* Description of the task *
Check every line below for the string "this", and copy the lines that contain it.

Records from a collection:
***
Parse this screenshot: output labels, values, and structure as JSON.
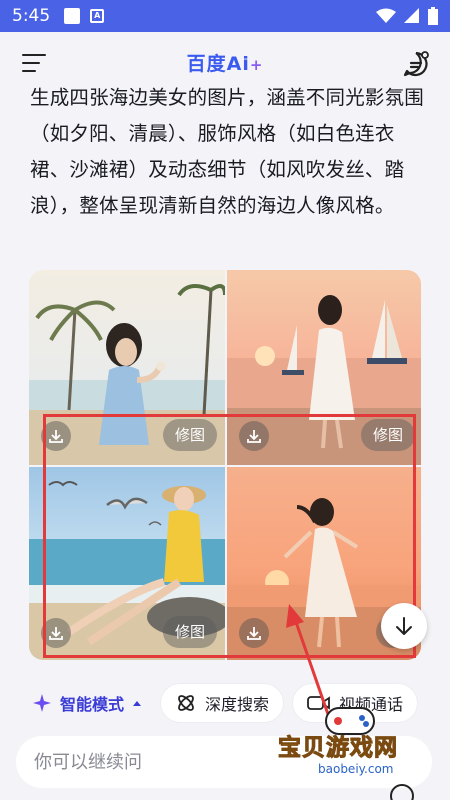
{
  "status_bar": {
    "time": "5:45"
  },
  "header": {
    "logo_text": "百度",
    "logo_ai": "Ai",
    "logo_plus": "+"
  },
  "answer": {
    "text": "生成四张海边美女的图片，涵盖不同光影氛围（如夕阳、清晨）、服饰风格（如白色连衣裙、沙滩裙）及动态细节（如风吹发丝、踏浪），整体呈现清新自然的海边人像风格。"
  },
  "images": [
    {
      "edit_label": "修图"
    },
    {
      "edit_label": "修图"
    },
    {
      "edit_label": "修图"
    },
    {
      "edit_label": "修"
    }
  ],
  "toolbar": {
    "mode_label": "智能模式",
    "deep_search_label": "深度搜索",
    "video_call_label": "视频通话"
  },
  "input": {
    "placeholder": "你可以继续问"
  },
  "watermark": {
    "text": "宝贝游戏网",
    "domain": "baobeiy.com"
  },
  "colors": {
    "accent": "#3b5bf0",
    "status_bar": "#4a63e6",
    "highlight_box": "#e23a3a"
  }
}
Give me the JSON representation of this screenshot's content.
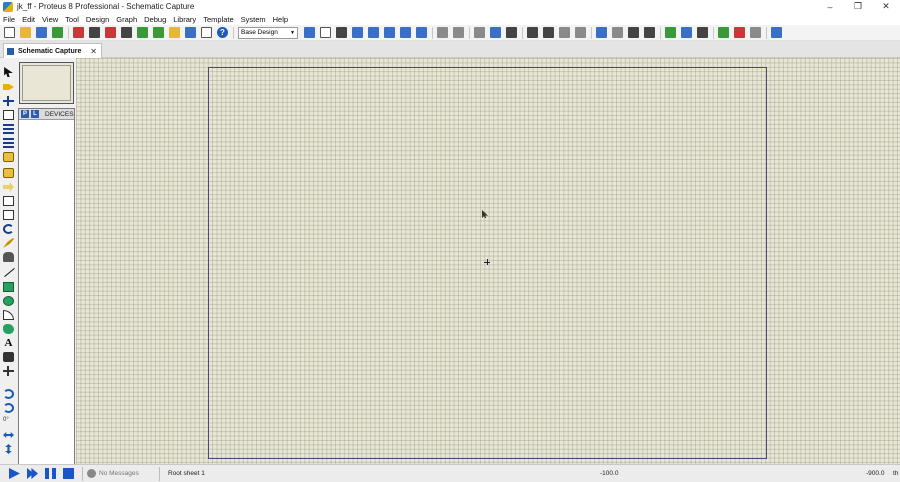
***
* Task solution *
Parse this screenshot: output labels, values, and structure as JSON.
Give me the JSON representation of this screenshot's content.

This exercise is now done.